====== Given records ======

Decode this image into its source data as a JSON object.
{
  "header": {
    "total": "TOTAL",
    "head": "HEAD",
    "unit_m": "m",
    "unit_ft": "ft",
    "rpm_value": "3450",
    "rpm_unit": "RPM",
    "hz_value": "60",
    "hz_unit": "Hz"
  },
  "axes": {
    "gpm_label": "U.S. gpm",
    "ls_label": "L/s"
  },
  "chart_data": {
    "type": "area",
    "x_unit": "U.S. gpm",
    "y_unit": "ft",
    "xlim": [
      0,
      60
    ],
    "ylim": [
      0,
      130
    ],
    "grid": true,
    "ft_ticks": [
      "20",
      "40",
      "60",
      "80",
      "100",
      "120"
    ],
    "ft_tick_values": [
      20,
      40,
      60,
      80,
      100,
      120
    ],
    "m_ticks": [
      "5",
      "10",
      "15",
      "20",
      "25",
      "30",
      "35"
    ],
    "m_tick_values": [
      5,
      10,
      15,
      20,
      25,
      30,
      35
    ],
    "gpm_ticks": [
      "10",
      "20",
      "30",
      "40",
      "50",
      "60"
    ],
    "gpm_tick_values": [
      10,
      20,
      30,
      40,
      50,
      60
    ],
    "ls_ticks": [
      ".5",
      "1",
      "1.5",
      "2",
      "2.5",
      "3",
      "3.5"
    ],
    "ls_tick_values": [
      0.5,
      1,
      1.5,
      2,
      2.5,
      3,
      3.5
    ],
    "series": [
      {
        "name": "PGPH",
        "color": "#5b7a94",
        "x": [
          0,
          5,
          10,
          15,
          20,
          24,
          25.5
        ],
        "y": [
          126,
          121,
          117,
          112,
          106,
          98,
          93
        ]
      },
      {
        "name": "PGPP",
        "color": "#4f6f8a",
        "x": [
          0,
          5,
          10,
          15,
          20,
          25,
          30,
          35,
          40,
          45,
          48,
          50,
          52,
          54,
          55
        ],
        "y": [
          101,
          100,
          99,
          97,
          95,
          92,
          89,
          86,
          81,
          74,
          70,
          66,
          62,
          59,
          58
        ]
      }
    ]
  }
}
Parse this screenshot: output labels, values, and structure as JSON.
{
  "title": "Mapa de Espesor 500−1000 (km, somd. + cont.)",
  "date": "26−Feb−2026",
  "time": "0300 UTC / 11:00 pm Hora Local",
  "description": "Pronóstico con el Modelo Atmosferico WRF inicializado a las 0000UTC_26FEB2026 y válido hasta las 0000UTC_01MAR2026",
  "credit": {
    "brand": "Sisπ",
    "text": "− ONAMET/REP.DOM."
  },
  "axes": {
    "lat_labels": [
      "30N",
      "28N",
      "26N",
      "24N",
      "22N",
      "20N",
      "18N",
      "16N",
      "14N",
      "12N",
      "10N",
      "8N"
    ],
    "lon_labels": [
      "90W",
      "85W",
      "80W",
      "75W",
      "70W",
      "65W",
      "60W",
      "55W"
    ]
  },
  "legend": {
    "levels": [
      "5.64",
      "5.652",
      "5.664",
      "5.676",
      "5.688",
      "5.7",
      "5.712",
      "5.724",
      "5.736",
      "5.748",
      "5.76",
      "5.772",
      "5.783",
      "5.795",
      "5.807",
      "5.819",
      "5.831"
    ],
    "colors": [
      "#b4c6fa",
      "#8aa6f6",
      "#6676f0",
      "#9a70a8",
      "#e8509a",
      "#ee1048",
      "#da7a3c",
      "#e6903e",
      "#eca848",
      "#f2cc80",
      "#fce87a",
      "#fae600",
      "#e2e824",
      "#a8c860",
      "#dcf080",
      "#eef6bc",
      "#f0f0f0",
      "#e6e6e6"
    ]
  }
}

======

Among the entries above, identify all lines with "JSON" and copy them.

Decode this image into its source data as a JSON object.
Parse this screenshot: output labels, values, and structure as JSON.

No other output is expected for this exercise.